Reproduce the records that follow in full, excluding any picture they contain.
━━ DATA PROVIDED ━━
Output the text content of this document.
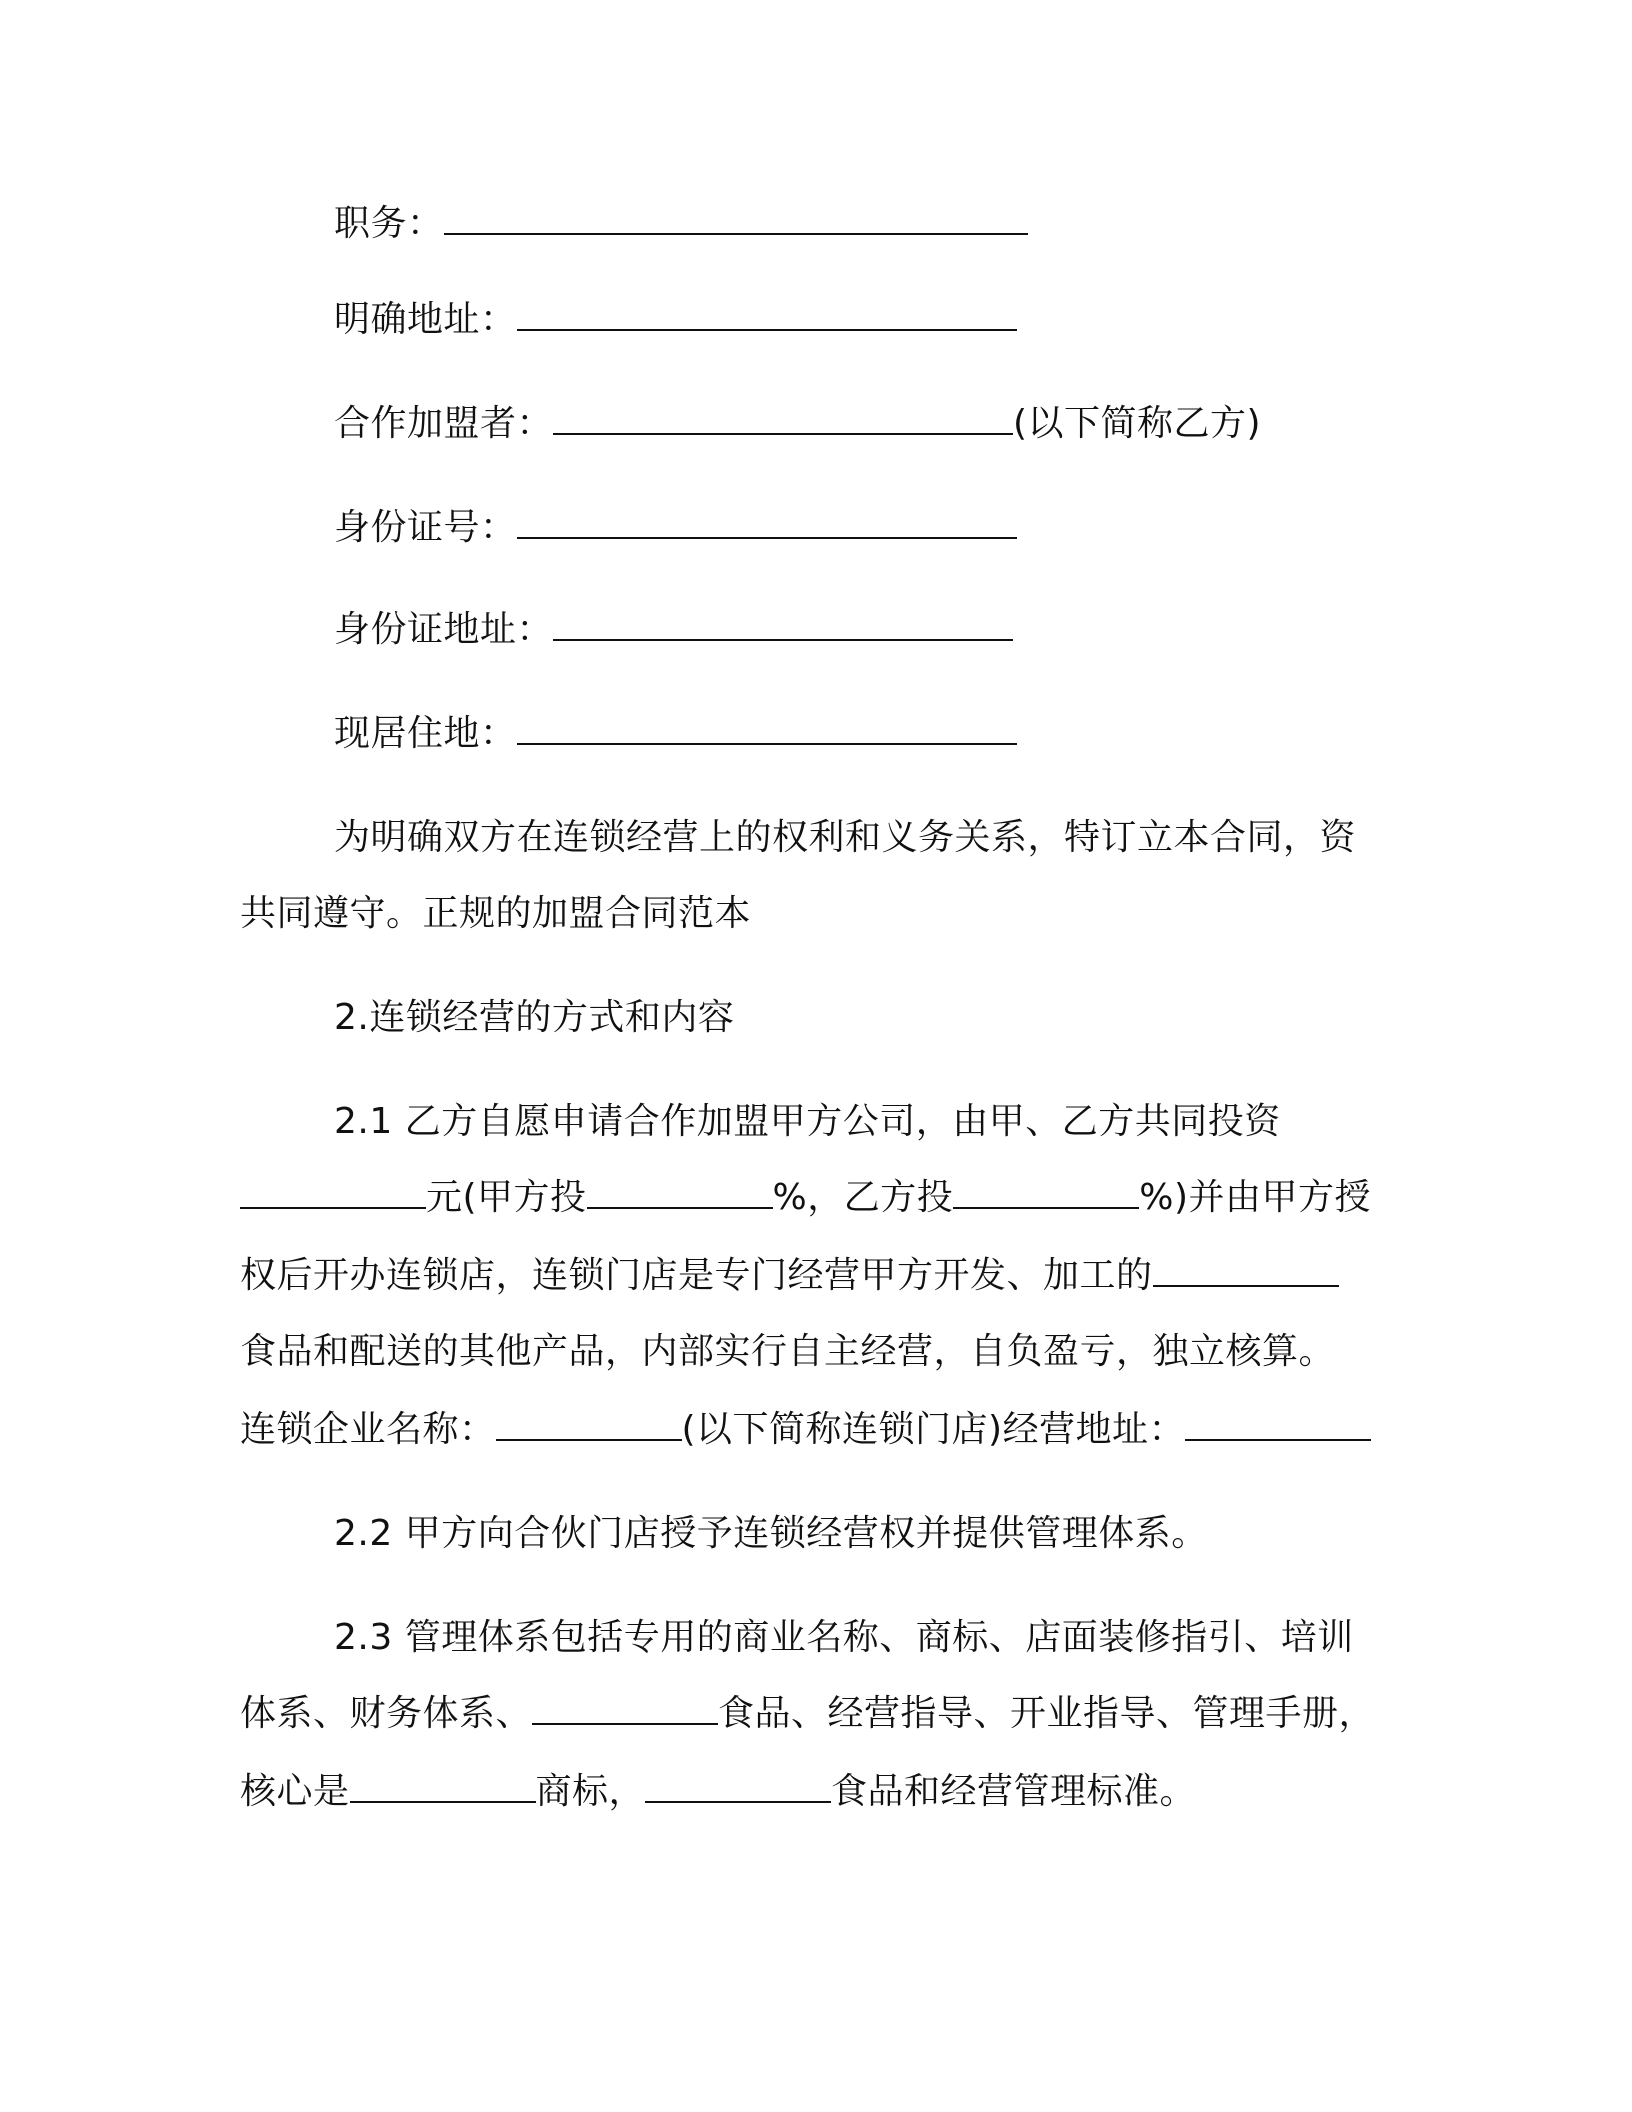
职务：
明确地址：
合作加盟者：	(以下简称乙方)
身份证号：
身份证地址：
现居住地：
为明确双方在连锁经营上的权利和义务关系，特订立本合同，资
共同遵守。正规的加盟合同范本
2.连锁经营的方式和内容
2.1 乙方自愿申请合作加盟甲方公司，由甲、乙方共同投资
元(甲方投	%，乙方投	%)并由甲方授
权后开办连锁店，连锁门店是专门经营甲方开发、加工的
食品和配送的其他产品，内部实行自主经营，自负盈亏，独立核算。
连锁企业名称：	(以下简称连锁门店)经营地址：
2.2 甲方向合伙门店授予连锁经营权并提供管理体系。
2.3 管理体系包括专用的商业名称、商标、店面装修指引、培训
体系、财务体系、	食品、经营指导、开业指导、管理手册，
核心是	商标，	食品和经营管理标准。
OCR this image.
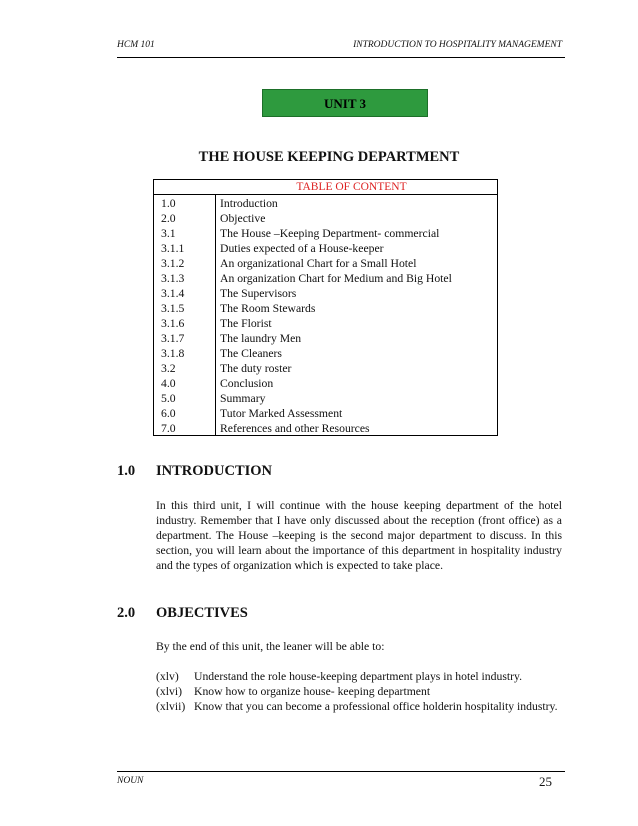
HCM 101	INTRODUCTION TO HOSPITALITY MANAGEMENT
UNIT 3
THE HOUSE KEEPING DEPARTMENT
TABLE OF CONTENT
1.0	Introduction
2.0	Objective
3.1	The House –Keeping Department- commercial
3.1.1	Duties expected of a House-keeper
3.1.2	An organizational Chart for a Small Hotel
3.1.3	An organization Chart for Medium and Big Hotel
3.1.4	The Supervisors
3.1.5	The Room Stewards
3.1.6	The Florist
3.1.7	The laundry Men
3.1.8	The Cleaners
3.2	The duty roster
4.0	Conclusion
5.0	Summary
6.0	Tutor Marked Assessment
7.0	References and other Resources
1.0 INTRODUCTION

In this third unit, I will continue with the house keeping department of the hotel industry. Remember that I have only discussed about the reception (front office) as a department. The House –keeping is the second major department to discuss. In this section, you will learn about the importance of this department in hospitality industry and the types of organization which is expected to take place.

2.0 OBJECTIVES

By the end of this unit, the leaner will be able to:

(xlv) Understand the role house-keeping department plays in hotel industry.
(xlvi) Know how to organize house- keeping department
(xlvii) Know that you can become a professional office holderin hospitality industry.
NOUN	25
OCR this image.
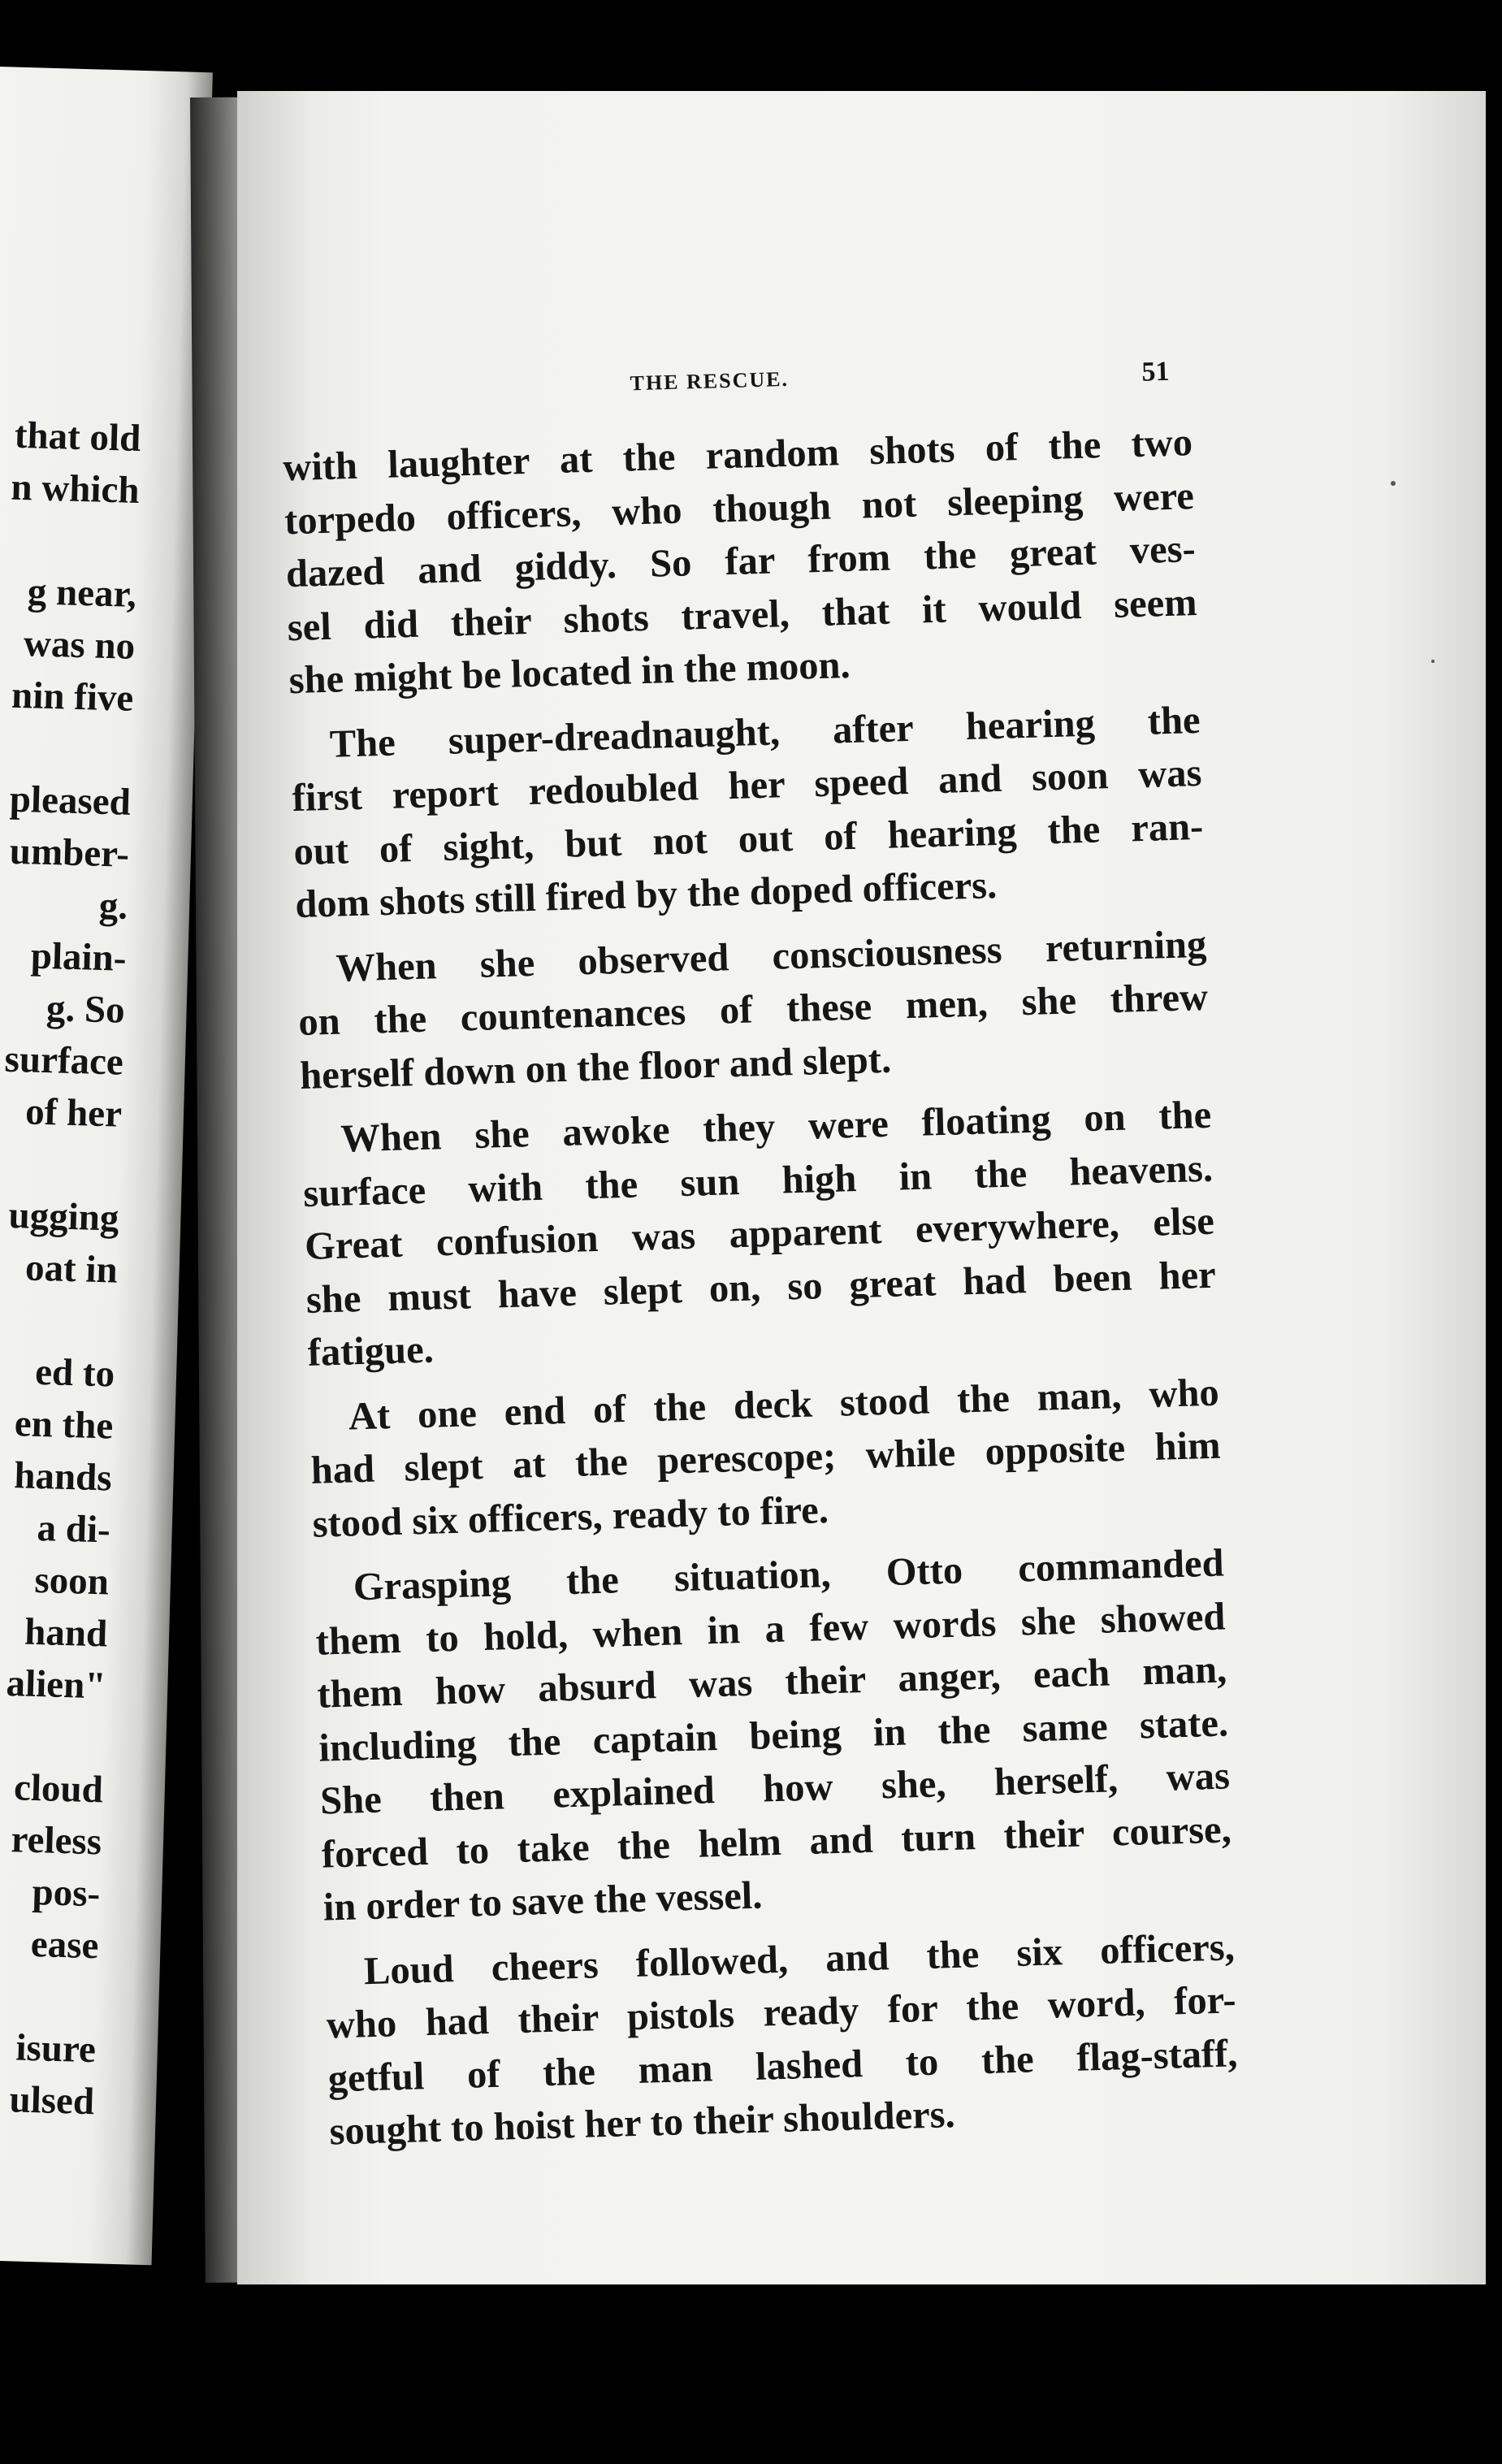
that old
n which
g near,
was no
nin five
pleased
umber-
g.
plain-
g. So
surface
of her
ugging
oat in
ed to
en the
hands
a di-
soon
hand
alien"
cloud
reless
pos-
ease
isure
ulsed
THE RESCUE.	51
with laughter at the random shots of the two
torpedo officers, who though not sleeping were
dazed and giddy. So far from the great ves-
sel did their shots travel, that it would seem
she might be located in the moon.
The super-dreadnaught, after hearing the
first report redoubled her speed and soon was
out of sight, but not out of hearing the ran-
dom shots still fired by the doped officers.
When she observed consciousness returning
on the countenances of these men, she threw
herself down on the floor and slept.
When she awoke they were floating on the
surface with the sun high in the heavens.
Great confusion was apparent everywhere, else
she must have slept on, so great had been her
fatigue.
At one end of the deck stood the man, who
had slept at the perescope; while opposite him
stood six officers, ready to fire.
Grasping the situation, Otto commanded
them to hold, when in a few words she showed
them how absurd was their anger, each man,
including the captain being in the same state.
She then explained how she, herself, was
forced to take the helm and turn their course,
in order to save the vessel.
Loud cheers followed, and the six officers,
who had their pistols ready for the word, for-
getful of the man lashed to the flag-staff,
sought to hoist her to their shoulders.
━━━
• RESPONSE FOR THIS EXERCISE:
Output the text content of this document.
职务：
明确地址：
合作加盟者：	(以下简称乙方)
身份证号：
身份证地址：
现居住地：
为明确双方在连锁经营上的权利和义务关系，特订立本合同，资
共同遵守。正规的加盟合同范本
2.连锁经营的方式和内容
2.1 乙方自愿申请合作加盟甲方公司，由甲、乙方共同投资
元(甲方投	%，乙方投	%)并由甲方授
权后开办连锁店，连锁门店是专门经营甲方开发、加工的
食品和配送的其他产品，内部实行自主经营，自负盈亏，独立核算。
连锁企业名称：	(以下简称连锁门店)经营地址：
2.2 甲方向合伙门店授予连锁经营权并提供管理体系。
2.3 管理体系包括专用的商业名称、商标、店面装修指引、培训
体系、财务体系、	食品、经营指导、开业指导、管理手册，
核心是	商标，	食品和经营管理标准。
OCR this image.
HCM 101	INTRODUCTION TO HOSPITALITY MANAGEMENT
UNIT 3
THE HOUSE KEEPING DEPARTMENT
TABLE OF CONTENT
1.0	Introduction
2.0	Objective
3.1	The House –Keeping Department- commercial
3.1.1	Duties expected of a House-keeper
3.1.2	An organizational Chart for a Small Hotel
3.1.3	An organization Chart for Medium and Big Hotel
3.1.4	The Supervisors
3.1.5	The Room Stewards
3.1.6	The Florist
3.1.7	The laundry Men
3.1.8	The Cleaners
3.2	The duty roster
4.0	Conclusion
5.0	Summary
6.0	Tutor Marked Assessment
7.0	References and other Resources
1.0 INTRODUCTION

In this third unit, I will continue with the house keeping department of the hotel industry. Remember that I have only discussed about the reception (front office) as a department. The House –keeping is the second major department to discuss. In this section, you will learn about the importance of this department in hospitality industry and the types of organization which is expected to take place.

2.0 OBJECTIVES

By the end of this unit, the leaner will be able to:

(xlv) Understand the role house-keeping department plays in hotel industry.
(xlvi) Know how to organize house- keeping department
(xlvii) Know that you can become a professional office holderin hospitality industry.
NOUN	25
OCR this image.
that old
n which
g near,
was no
nin five
pleased
umber-
g.
plain-
g. So
surface
of her
ugging
oat in
ed to
en the
hands
a di-
soon
hand
alien"
cloud
reless
pos-
ease
isure
ulsed
THE RESCUE.	51
with laughter at the random shots of the two
torpedo officers, who though not sleeping were
dazed and giddy. So far from the great ves-
sel did their shots travel, that it would seem
she might be located in the moon.
The super-dreadnaught, after hearing the
first report redoubled her speed and soon was
out of sight, but not out of hearing the ran-
dom shots still fired by the doped officers.
When she observed consciousness returning
on the countenances of these men, she threw
herself down on the floor and slept.
When she awoke they were floating on the
surface with the sun high in the heavens.
Great confusion was apparent everywhere, else
she must have slept on, so great had been her
fatigue.
At one end of the deck stood the man, who
had slept at the perescope; while opposite him
stood six officers, ready to fire.
Grasping the situation, Otto commanded
them to hold, when in a few words she showed
them how absurd was their anger, each man,
including the captain being in the same state.
She then explained how she, herself, was
forced to take the helm and turn their course,
in order to save the vessel.
Loud cheers followed, and the six officers,
who had their pistols ready for the word, for-
getful of the man lashed to the flag-staff,
sought to hoist her to their shoulders.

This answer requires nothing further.